▶ REQUIREMENTS
Give back all the data exactly, line by line.

▶ ENTRIES
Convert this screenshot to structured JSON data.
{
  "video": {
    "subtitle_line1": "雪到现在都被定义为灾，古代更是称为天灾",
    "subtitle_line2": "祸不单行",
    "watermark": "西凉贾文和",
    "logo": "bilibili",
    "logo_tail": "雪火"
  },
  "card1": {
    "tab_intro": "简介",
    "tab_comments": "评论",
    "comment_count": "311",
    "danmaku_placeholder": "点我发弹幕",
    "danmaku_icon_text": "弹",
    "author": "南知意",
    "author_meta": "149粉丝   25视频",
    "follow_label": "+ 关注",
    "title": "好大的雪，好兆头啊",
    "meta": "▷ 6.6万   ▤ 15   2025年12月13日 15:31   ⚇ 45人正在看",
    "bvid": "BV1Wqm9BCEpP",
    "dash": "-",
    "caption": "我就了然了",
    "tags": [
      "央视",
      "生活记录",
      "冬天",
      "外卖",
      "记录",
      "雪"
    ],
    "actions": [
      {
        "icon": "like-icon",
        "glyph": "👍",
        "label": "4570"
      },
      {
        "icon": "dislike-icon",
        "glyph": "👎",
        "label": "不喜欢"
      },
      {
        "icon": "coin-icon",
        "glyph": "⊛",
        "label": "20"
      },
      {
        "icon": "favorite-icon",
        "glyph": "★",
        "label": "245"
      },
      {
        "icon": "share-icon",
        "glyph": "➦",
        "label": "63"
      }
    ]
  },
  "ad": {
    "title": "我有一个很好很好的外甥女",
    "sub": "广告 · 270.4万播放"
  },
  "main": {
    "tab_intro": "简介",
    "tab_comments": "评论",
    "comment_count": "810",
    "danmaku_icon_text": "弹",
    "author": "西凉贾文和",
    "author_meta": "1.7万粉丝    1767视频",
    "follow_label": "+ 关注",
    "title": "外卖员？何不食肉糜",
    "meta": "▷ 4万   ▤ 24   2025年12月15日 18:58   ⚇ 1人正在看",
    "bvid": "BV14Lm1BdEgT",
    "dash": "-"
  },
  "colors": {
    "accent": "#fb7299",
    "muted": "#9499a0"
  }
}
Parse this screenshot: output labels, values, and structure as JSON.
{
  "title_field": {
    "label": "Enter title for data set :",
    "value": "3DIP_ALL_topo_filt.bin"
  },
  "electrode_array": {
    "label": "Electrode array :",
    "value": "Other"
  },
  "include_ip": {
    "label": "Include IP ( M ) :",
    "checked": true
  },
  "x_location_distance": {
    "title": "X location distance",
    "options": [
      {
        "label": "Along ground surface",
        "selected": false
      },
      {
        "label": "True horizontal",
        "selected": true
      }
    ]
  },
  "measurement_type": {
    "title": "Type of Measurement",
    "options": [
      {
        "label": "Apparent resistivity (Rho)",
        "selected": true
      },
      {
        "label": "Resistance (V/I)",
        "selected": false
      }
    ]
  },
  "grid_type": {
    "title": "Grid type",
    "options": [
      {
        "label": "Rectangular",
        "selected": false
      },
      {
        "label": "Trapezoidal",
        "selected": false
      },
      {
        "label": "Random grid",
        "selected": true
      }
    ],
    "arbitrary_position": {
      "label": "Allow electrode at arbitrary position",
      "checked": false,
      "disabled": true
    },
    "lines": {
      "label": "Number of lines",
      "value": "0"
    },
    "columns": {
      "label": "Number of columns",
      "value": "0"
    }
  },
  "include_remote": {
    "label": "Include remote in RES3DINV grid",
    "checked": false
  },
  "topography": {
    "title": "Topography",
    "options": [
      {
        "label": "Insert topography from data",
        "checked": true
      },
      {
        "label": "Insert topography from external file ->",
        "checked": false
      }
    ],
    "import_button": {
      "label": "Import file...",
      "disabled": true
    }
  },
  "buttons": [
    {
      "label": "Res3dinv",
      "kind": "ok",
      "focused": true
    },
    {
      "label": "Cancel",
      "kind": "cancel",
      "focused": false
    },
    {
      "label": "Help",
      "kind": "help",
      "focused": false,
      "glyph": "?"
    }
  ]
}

▶ FINAL RESULT
Convert this screenshot to structured JSON data.
{
  "video": {
    "subtitle_line1": "雪到现在都被定义为灾，古代更是称为天灾",
    "subtitle_line2": "祸不单行",
    "watermark": "西凉贾文和",
    "logo": "bilibili",
    "logo_tail": "雪火"
  },
  "card1": {
    "tab_intro": "简介",
    "tab_comments": "评论",
    "comment_count": "311",
    "danmaku_placeholder": "点我发弹幕",
    "danmaku_icon_text": "弹",
    "author": "南知意",
    "author_meta": "149粉丝   25视频",
    "follow_label": "+ 关注",
    "title": "好大的雪，好兆头啊",
    "meta": "▷ 6.6万   ▤ 15   2025年12月13日 15:31   ⚇ 45人正在看",
    "bvid": "BV1Wqm9BCEpP",
    "dash": "-",
    "caption": "我就了然了",
    "tags": [
      "央视",
      "生活记录",
      "冬天",
      "外卖",
      "记录",
      "雪"
    ],
    "actions": [
      {
        "icon": "like-icon",
        "glyph": "👍",
        "label": "4570"
      },
      {
        "icon": "dislike-icon",
        "glyph": "👎",
        "label": "不喜欢"
      },
      {
        "icon": "coin-icon",
        "glyph": "⊛",
        "label": "20"
      },
      {
        "icon": "favorite-icon",
        "glyph": "★",
        "label": "245"
      },
      {
        "icon": "share-icon",
        "glyph": "➦",
        "label": "63"
      }
    ]
  },
  "ad": {
    "title": "我有一个很好很好的外甥女",
    "sub": "广告 · 270.4万播放"
  },
  "main": {
    "tab_intro": "简介",
    "tab_comments": "评论",
    "comment_count": "810",
    "danmaku_icon_text": "弹",
    "author": "西凉贾文和",
    "author_meta": "1.7万粉丝    1767视频",
    "follow_label": "+ 关注",
    "title": "外卖员？何不食肉糜",
    "meta": "▷ 4万   ▤ 24   2025年12月15日 18:58   ⚇ 1人正在看",
    "bvid": "BV14Lm1BdEgT",
    "dash": "-"
  },
  "colors": {
    "accent": "#fb7299",
    "muted": "#9499a0"
  }
}
Parse this screenshot: output labels, values, and structure as JSON.
{
  "title_field": {
    "label": "Enter title for data set :",
    "value": "3DIP_ALL_topo_filt.bin"
  },
  "electrode_array": {
    "label": "Electrode array :",
    "value": "Other"
  },
  "include_ip": {
    "label": "Include IP ( M ) :",
    "checked": true
  },
  "x_location_distance": {
    "title": "X location distance",
    "options": [
      {
        "label": "Along ground surface",
        "selected": false
      },
      {
        "label": "True horizontal",
        "selected": true
      }
    ]
  },
  "measurement_type": {
    "title": "Type of Measurement",
    "options": [
      {
        "label": "Apparent resistivity (Rho)",
        "selected": true
      },
      {
        "label": "Resistance (V/I)",
        "selected": false
      }
    ]
  },
  "grid_type": {
    "title": "Grid type",
    "options": [
      {
        "label": "Rectangular",
        "selected": false
      },
      {
        "label": "Trapezoidal",
        "selected": false
      },
      {
        "label": "Random grid",
        "selected": true
      }
    ],
    "arbitrary_position": {
      "label": "Allow electrode at arbitrary position",
      "checked": false,
      "disabled": true
    },
    "lines": {
      "label": "Number of lines",
      "value": "0"
    },
    "columns": {
      "label": "Number of columns",
      "value": "0"
    }
  },
  "include_remote": {
    "label": "Include remote in RES3DINV grid",
    "checked": false
  },
  "topography": {
    "title": "Topography",
    "options": [
      {
        "label": "Insert topography from data",
        "checked": true
      },
      {
        "label": "Insert topography from external file ->",
        "checked": false
      }
    ],
    "import_button": {
      "label": "Import file...",
      "disabled": true
    }
  },
  "buttons": [
    {
      "label": "Res3dinv",
      "kind": "ok",
      "focused": true
    },
    {
      "label": "Cancel",
      "kind": "cancel",
      "focused": false
    },
    {
      "label": "Help",
      "kind": "help",
      "focused": false,
      "glyph": "?"
    }
  ]
}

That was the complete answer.